In the material below, list every line carrying the string "grandparents".
— Start —
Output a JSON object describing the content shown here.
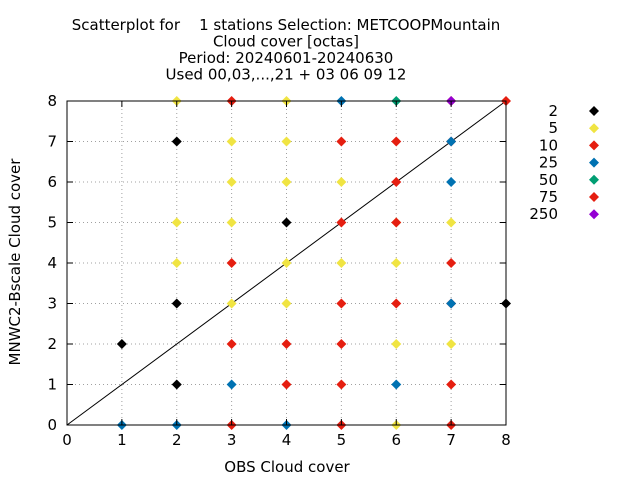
{
  "chart_data": {
    "type": "scatter",
    "title_lines": [
      "Scatterplot for    1 stations Selection: METCOOPMountain",
      "Cloud cover [octas]",
      "Period: 20240601-20240630",
      "Used 00,03,...,21 + 03 06 09 12"
    ],
    "xlabel": "OBS Cloud cover",
    "ylabel": "MNWC2-Bscale Cloud cover",
    "xlim": [
      0,
      8
    ],
    "ylim": [
      0,
      8
    ],
    "xticks": [
      "0",
      "1",
      "2",
      "3",
      "4",
      "5",
      "6",
      "7",
      "8"
    ],
    "yticks": [
      "0",
      "1",
      "2",
      "3",
      "4",
      "5",
      "6",
      "7",
      "8"
    ],
    "grid": true,
    "diagonal": true,
    "legend_position": "right",
    "series": [
      {
        "name": "2",
        "color": "#000000",
        "points": [
          [
            1,
            2
          ],
          [
            2,
            7
          ],
          [
            2,
            3
          ],
          [
            2,
            1
          ],
          [
            4,
            5
          ],
          [
            8,
            3
          ]
        ]
      },
      {
        "name": "5",
        "color": "#f0e442",
        "points": [
          [
            2,
            8
          ],
          [
            2,
            5
          ],
          [
            2,
            4
          ],
          [
            3,
            7
          ],
          [
            3,
            6
          ],
          [
            3,
            5
          ],
          [
            3,
            3
          ],
          [
            4,
            8
          ],
          [
            4,
            7
          ],
          [
            4,
            6
          ],
          [
            4,
            4
          ],
          [
            4,
            3
          ],
          [
            5,
            6
          ],
          [
            5,
            4
          ],
          [
            6,
            5
          ],
          [
            6,
            4
          ],
          [
            6,
            2
          ],
          [
            6,
            0
          ],
          [
            7,
            5
          ],
          [
            7,
            2
          ]
        ]
      },
      {
        "name": "10",
        "color": "#e51e10",
        "points": [
          [
            3,
            4
          ],
          [
            3,
            2
          ],
          [
            4,
            2
          ],
          [
            4,
            1
          ],
          [
            5,
            7
          ],
          [
            5,
            5
          ],
          [
            5,
            3
          ],
          [
            5,
            2
          ],
          [
            5,
            1
          ],
          [
            6,
            7
          ],
          [
            6,
            3
          ],
          [
            7,
            8
          ],
          [
            7,
            7
          ],
          [
            7,
            4
          ],
          [
            7,
            3
          ],
          [
            7,
            1
          ]
        ]
      },
      {
        "name": "25",
        "color": "#0072b2",
        "points": [
          [
            1,
            0
          ],
          [
            2,
            0
          ],
          [
            3,
            1
          ],
          [
            4,
            0
          ],
          [
            5,
            8
          ],
          [
            6,
            1
          ],
          [
            7,
            7
          ],
          [
            7,
            6
          ],
          [
            7,
            3
          ]
        ]
      },
      {
        "name": "50",
        "color": "#009e73",
        "points": [
          [
            6,
            8
          ]
        ]
      },
      {
        "name": "75",
        "color": "#e51e10",
        "points": [
          [
            3,
            8
          ],
          [
            3,
            0
          ],
          [
            5,
            0
          ],
          [
            6,
            6
          ],
          [
            6,
            5
          ],
          [
            7,
            0
          ],
          [
            8,
            8
          ]
        ]
      },
      {
        "name": "250",
        "color": "#9400d3",
        "points": [
          [
            7,
            8
          ]
        ]
      }
    ]
  }
}
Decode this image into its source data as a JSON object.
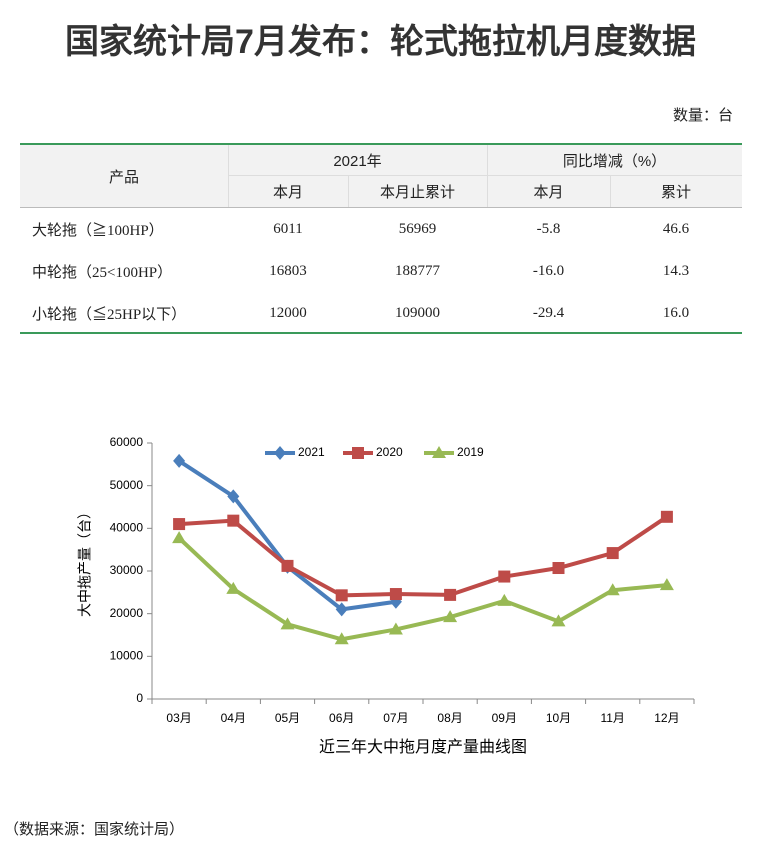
{
  "header": {
    "title": "国家统计局7月发布：轮式拖拉机月度数据",
    "unit": "数量：台"
  },
  "table": {
    "header": {
      "product": "产品",
      "group1": "2021年",
      "group2": "同比增减（%）",
      "sub": [
        "本月",
        "本月止累计",
        "本月",
        "累计"
      ]
    },
    "rows": [
      [
        "大轮拖（≧100HP）",
        "6011",
        "56969",
        "-5.8",
        "46.6"
      ],
      [
        "中轮拖（25<100HP）",
        "16803",
        "188777",
        "-16.0",
        "14.3"
      ],
      [
        "小轮拖（≦25HP以下）",
        "12000",
        "109000",
        "-29.4",
        "16.0"
      ]
    ]
  },
  "chart_data": {
    "type": "line",
    "title": "近三年大中拖月度产量曲线图",
    "y_label": "大中拖产量（台）",
    "categories": [
      "03月",
      "04月",
      "05月",
      "06月",
      "07月",
      "08月",
      "09月",
      "10月",
      "11月",
      "12月"
    ],
    "series": [
      {
        "name": "2021",
        "color": "#4a7ebb",
        "marker": "diamond",
        "values": [
          55800,
          47500,
          31000,
          21000,
          22800,
          null,
          null,
          null,
          null,
          null
        ]
      },
      {
        "name": "2020",
        "color": "#be4b48",
        "marker": "square",
        "values": [
          41000,
          41800,
          31200,
          24300,
          24600,
          24400,
          28700,
          30700,
          34200,
          42700
        ]
      },
      {
        "name": "2019",
        "color": "#98b954",
        "marker": "triangle",
        "values": [
          37700,
          25800,
          17500,
          14000,
          16300,
          19200,
          23000,
          18200,
          25500,
          26700
        ]
      }
    ],
    "ylim": [
      0,
      60000
    ],
    "yticks": [
      0,
      10000,
      20000,
      30000,
      40000,
      50000,
      60000
    ],
    "legend": "top"
  },
  "source": "（数据来源：国家统计局）"
}
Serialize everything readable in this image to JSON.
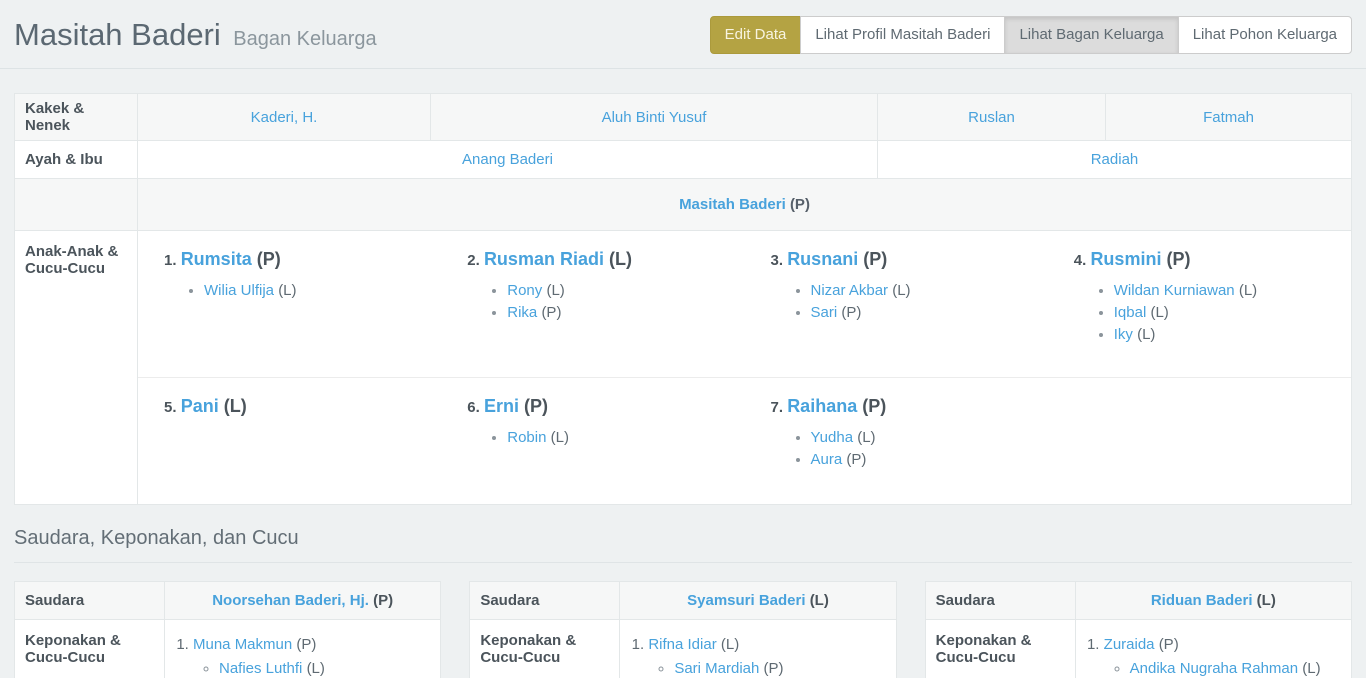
{
  "colors": {
    "link": "#48a2dc",
    "page_bg": "#eef1f2",
    "edit_button_bg": "#b4a343",
    "active_button_bg": "#dcdcdc"
  },
  "header": {
    "title": "Masitah Baderi",
    "subtitle": "Bagan Keluarga",
    "buttons": [
      {
        "id": "edit-data",
        "label": "Edit Data",
        "variant": "edit"
      },
      {
        "id": "lihat-profil",
        "label": "Lihat Profil Masitah Baderi",
        "variant": "default"
      },
      {
        "id": "lihat-bagan-keluarga",
        "label": "Lihat Bagan Keluarga",
        "variant": "active"
      },
      {
        "id": "lihat-pohon-keluarga",
        "label": "Lihat Pohon Keluarga",
        "variant": "default"
      }
    ]
  },
  "family_chart": {
    "labels": {
      "grandparents": "Kakek & Nenek",
      "parents": "Ayah & Ibu",
      "children": "Anak-Anak & Cucu-Cucu"
    },
    "grandparents": [
      "Kaderi, H.",
      "Aluh Binti Yusuf",
      "Ruslan",
      "Fatmah"
    ],
    "parents": [
      "Anang Baderi",
      "Radiah"
    ],
    "self": {
      "name": "Masitah Baderi",
      "gender": "(P)"
    },
    "children": [
      {
        "num": "1.",
        "name": "Rumsita",
        "gender": "(P)",
        "grandchildren": [
          {
            "name": "Wilia Ulfija",
            "gender": "(L)"
          }
        ]
      },
      {
        "num": "2.",
        "name": "Rusman Riadi",
        "gender": "(L)",
        "grandchildren": [
          {
            "name": "Rony",
            "gender": "(L)"
          },
          {
            "name": "Rika",
            "gender": "(P)"
          }
        ]
      },
      {
        "num": "3.",
        "name": "Rusnani",
        "gender": "(P)",
        "grandchildren": [
          {
            "name": "Nizar Akbar",
            "gender": "(L)"
          },
          {
            "name": "Sari",
            "gender": "(P)"
          }
        ]
      },
      {
        "num": "4.",
        "name": "Rusmini",
        "gender": "(P)",
        "grandchildren": [
          {
            "name": "Wildan Kurniawan",
            "gender": "(L)"
          },
          {
            "name": "Iqbal",
            "gender": "(L)"
          },
          {
            "name": "Iky",
            "gender": "(L)"
          }
        ]
      },
      {
        "num": "5.",
        "name": "Pani",
        "gender": "(L)",
        "grandchildren": []
      },
      {
        "num": "6.",
        "name": "Erni",
        "gender": "(P)",
        "grandchildren": [
          {
            "name": "Robin",
            "gender": "(L)"
          }
        ]
      },
      {
        "num": "7.",
        "name": "Raihana",
        "gender": "(P)",
        "grandchildren": [
          {
            "name": "Yudha",
            "gender": "(L)"
          },
          {
            "name": "Aura",
            "gender": "(P)"
          }
        ]
      }
    ]
  },
  "siblings_section": {
    "heading": "Saudara, Keponakan, dan Cucu",
    "row_labels": {
      "sibling": "Saudara",
      "nephews": "Keponakan & Cucu-Cucu"
    },
    "tables": [
      {
        "sibling": {
          "name": "Noorsehan Baderi, Hj.",
          "gender": "(P)"
        },
        "nephews": [
          {
            "name": "Muna Makmun",
            "gender": "(P)",
            "children": [
              {
                "name": "Nafies Luthfi",
                "gender": "(L)"
              }
            ]
          }
        ]
      },
      {
        "sibling": {
          "name": "Syamsuri Baderi",
          "gender": "(L)"
        },
        "nephews": [
          {
            "name": "Rifna Idiar",
            "gender": "(L)",
            "children": [
              {
                "name": "Sari Mardiah",
                "gender": "(P)"
              }
            ]
          }
        ]
      },
      {
        "sibling": {
          "name": "Riduan Baderi",
          "gender": "(L)"
        },
        "nephews": [
          {
            "name": "Zuraida",
            "gender": "(P)",
            "children": [
              {
                "name": "Andika Nugraha Rahman",
                "gender": "(L)"
              }
            ]
          }
        ]
      }
    ]
  }
}
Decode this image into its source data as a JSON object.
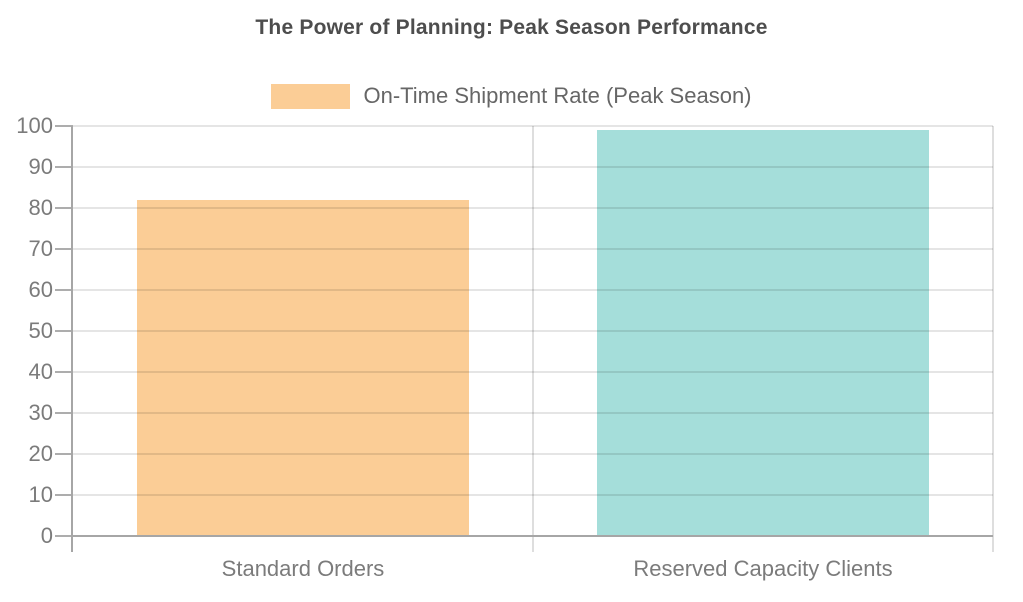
{
  "title": "The Power of Planning: Peak Season Performance",
  "legend": {
    "label": "On-Time Shipment Rate (Peak Season)",
    "swatch_color": "#FBCD96"
  },
  "chart_data": {
    "type": "bar",
    "title": "The Power of Planning: Peak Season Performance",
    "categories": [
      "Standard Orders",
      "Reserved Capacity Clients"
    ],
    "series": [
      {
        "name": "On-Time Shipment Rate (Peak Season)",
        "values": [
          82,
          99
        ]
      }
    ],
    "bar_colors": [
      "#FBCD96",
      "#A5DEDA"
    ],
    "xlabel": "",
    "ylabel": "",
    "ylim": [
      0,
      100
    ],
    "yticks": [
      0,
      10,
      20,
      30,
      40,
      50,
      60,
      70,
      80,
      90,
      100
    ],
    "grid": true,
    "legend_position": "top"
  },
  "colors": {
    "title_text": "#4d4d4d",
    "legend_text": "#666666",
    "tick_text": "#7b7b7b",
    "axis_line": "#a6a6a6",
    "gridline": "#e3e3e3",
    "background": "#ffffff"
  }
}
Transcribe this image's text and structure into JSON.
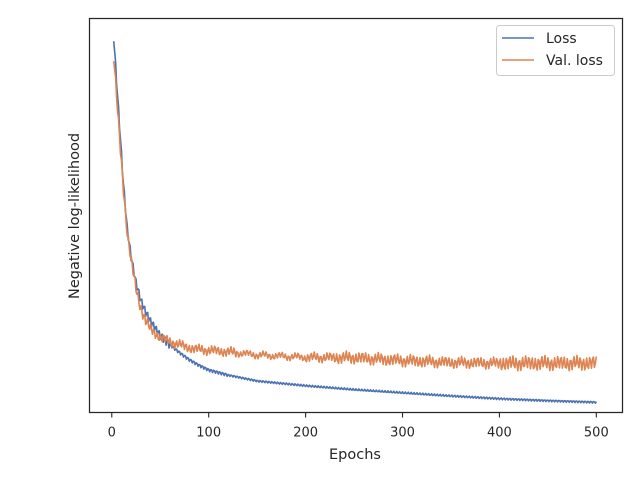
{
  "chart_data": {
    "type": "line",
    "xlabel": "Epochs",
    "ylabel": "Negative log-likelihood",
    "xlim": [
      -23,
      527
    ],
    "ylim": [
      0.0,
      1.0
    ],
    "x_ticks": [
      0,
      100,
      200,
      300,
      400,
      500
    ],
    "y_ticks_shown": false,
    "grid": false,
    "legend_position": "top-right",
    "series": [
      {
        "name": "Loss",
        "color": "#4c72b0",
        "points": [
          [
            2,
            0.952
          ],
          [
            5,
            0.84
          ],
          [
            8,
            0.73
          ],
          [
            12,
            0.58
          ],
          [
            16,
            0.465
          ],
          [
            20,
            0.395
          ],
          [
            25,
            0.33
          ],
          [
            30,
            0.285
          ],
          [
            35,
            0.255
          ],
          [
            40,
            0.232
          ],
          [
            50,
            0.196
          ],
          [
            60,
            0.172
          ],
          [
            70,
            0.152
          ],
          [
            80,
            0.134
          ],
          [
            90,
            0.12
          ],
          [
            100,
            0.108
          ],
          [
            120,
            0.095
          ],
          [
            150,
            0.08
          ],
          [
            200,
            0.068
          ],
          [
            250,
            0.058
          ],
          [
            300,
            0.05
          ],
          [
            350,
            0.042
          ],
          [
            400,
            0.035
          ],
          [
            450,
            0.03
          ],
          [
            500,
            0.026
          ]
        ]
      },
      {
        "name": "Val. loss",
        "color": "#dd8452",
        "points": [
          [
            2,
            0.9
          ],
          [
            5,
            0.8
          ],
          [
            8,
            0.7
          ],
          [
            12,
            0.57
          ],
          [
            16,
            0.455
          ],
          [
            20,
            0.385
          ],
          [
            25,
            0.315
          ],
          [
            30,
            0.265
          ],
          [
            35,
            0.232
          ],
          [
            40,
            0.212
          ],
          [
            50,
            0.19
          ],
          [
            60,
            0.18
          ],
          [
            70,
            0.172
          ],
          [
            80,
            0.164
          ],
          [
            90,
            0.16
          ],
          [
            100,
            0.158
          ],
          [
            120,
            0.154
          ],
          [
            150,
            0.146
          ],
          [
            200,
            0.14
          ],
          [
            250,
            0.139
          ],
          [
            300,
            0.132
          ],
          [
            350,
            0.127
          ],
          [
            400,
            0.125
          ],
          [
            450,
            0.125
          ],
          [
            500,
            0.125
          ]
        ]
      }
    ]
  }
}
— End —
FULL SOLUTION →
      "grandparents": "Kakek & Nenek",
    "grandparents": [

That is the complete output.